Page element annotations:
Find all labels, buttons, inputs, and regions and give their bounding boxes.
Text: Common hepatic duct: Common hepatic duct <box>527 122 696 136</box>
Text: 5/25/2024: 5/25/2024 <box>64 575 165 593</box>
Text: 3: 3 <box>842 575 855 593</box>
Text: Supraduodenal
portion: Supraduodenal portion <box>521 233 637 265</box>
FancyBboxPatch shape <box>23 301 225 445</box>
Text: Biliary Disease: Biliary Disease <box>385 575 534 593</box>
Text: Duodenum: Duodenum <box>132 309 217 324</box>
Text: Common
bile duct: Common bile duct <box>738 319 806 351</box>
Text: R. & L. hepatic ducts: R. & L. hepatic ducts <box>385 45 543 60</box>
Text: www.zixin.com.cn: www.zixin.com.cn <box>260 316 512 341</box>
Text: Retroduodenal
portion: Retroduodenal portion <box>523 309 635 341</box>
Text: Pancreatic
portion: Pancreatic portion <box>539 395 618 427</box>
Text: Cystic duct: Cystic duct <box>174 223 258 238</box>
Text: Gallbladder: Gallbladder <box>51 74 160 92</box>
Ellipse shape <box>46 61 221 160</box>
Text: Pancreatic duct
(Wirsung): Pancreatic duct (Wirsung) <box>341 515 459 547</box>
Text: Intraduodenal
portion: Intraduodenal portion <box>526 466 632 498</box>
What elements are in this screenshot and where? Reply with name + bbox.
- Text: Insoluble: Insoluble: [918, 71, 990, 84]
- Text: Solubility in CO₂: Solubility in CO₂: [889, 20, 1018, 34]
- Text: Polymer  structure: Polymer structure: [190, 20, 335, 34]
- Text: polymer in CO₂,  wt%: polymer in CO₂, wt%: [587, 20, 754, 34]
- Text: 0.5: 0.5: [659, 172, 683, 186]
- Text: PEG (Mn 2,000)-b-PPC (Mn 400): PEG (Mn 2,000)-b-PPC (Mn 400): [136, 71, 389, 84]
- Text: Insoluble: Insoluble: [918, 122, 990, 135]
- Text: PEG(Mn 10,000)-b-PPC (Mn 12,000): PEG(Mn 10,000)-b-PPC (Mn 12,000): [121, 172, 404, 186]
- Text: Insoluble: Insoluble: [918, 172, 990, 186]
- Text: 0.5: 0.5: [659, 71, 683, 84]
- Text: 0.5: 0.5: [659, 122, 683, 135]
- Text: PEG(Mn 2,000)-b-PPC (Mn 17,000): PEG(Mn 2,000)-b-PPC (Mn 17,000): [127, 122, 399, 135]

» **Challenge**
Turn every line of the material above into a numbered list, and omit any blank lines.

» **Expected answer**
1. Find all labels, buttons, inputs, and regions and give their bounding boxes.
2. Text: Common hepatic duct: Common hepatic duct <box>527 122 696 136</box>
3. Text: 5/25/2024: 5/25/2024 <box>64 575 165 593</box>
4. Text: 3: 3 <box>842 575 855 593</box>
5. Text: Supraduodenal
6. portion: Supraduodenal portion <box>521 233 637 265</box>
7. FancyBboxPatch shape <box>23 301 225 445</box>
8. Text: Biliary Disease: Biliary Disease <box>385 575 534 593</box>
9. Text: Duodenum: Duodenum <box>132 309 217 324</box>
10. Text: Common
11. bile duct: Common bile duct <box>738 319 806 351</box>
12. Text: R. & L. hepatic ducts: R. & L. hepatic ducts <box>385 45 543 60</box>
13. Text: www.zixin.com.cn: www.zixin.com.cn <box>260 316 512 341</box>
14. Text: Retroduodenal
15. portion: Retroduodenal portion <box>523 309 635 341</box>
16. Text: Pancreatic
17. portion: Pancreatic portion <box>539 395 618 427</box>
18. Text: Cystic duct: Cystic duct <box>174 223 258 238</box>
19. Text: Gallbladder: Gallbladder <box>51 74 160 92</box>
20. Ellipse shape <box>46 61 221 160</box>
21. Text: Pancreatic duct
22. (Wirsung): Pancreatic duct (Wirsung) <box>341 515 459 547</box>
23. Text: Intraduodenal
24. portion: Intraduodenal portion <box>526 466 632 498</box>
25. What elements are in this screenshot and where? Reply with name + bbox.
26. - Text: Insoluble: Insoluble: [918, 71, 990, 84]
27. - Text: Solubility in CO₂: Solubility in CO₂: [889, 20, 1018, 34]
28. - Text: Polymer  structure: Polymer structure: [190, 20, 335, 34]
29. - Text: polymer in CO₂,  wt%: polymer in CO₂, wt%: [587, 20, 754, 34]
30. - Text: 0.5: 0.5: [659, 172, 683, 186]
31. - Text: PEG (Mn 2,000)-b-PPC (Mn 400): PEG (Mn 2,000)-b-PPC (Mn 400): [136, 71, 389, 84]
32. - Text: Insoluble: Insoluble: [918, 122, 990, 135]
33. - Text: PEG(Mn 10,000)-b-PPC (Mn 12,000): PEG(Mn 10,000)-b-PPC (Mn 12,000): [121, 172, 404, 186]
34. - Text: Insoluble: Insoluble: [918, 172, 990, 186]
35. - Text: 0.5: 0.5: [659, 71, 683, 84]
36. - Text: 0.5: 0.5: [659, 122, 683, 135]
37. - Text: PEG(Mn 2,000)-b-PPC (Mn 17,000): PEG(Mn 2,000)-b-PPC (Mn 17,000): [127, 122, 399, 135]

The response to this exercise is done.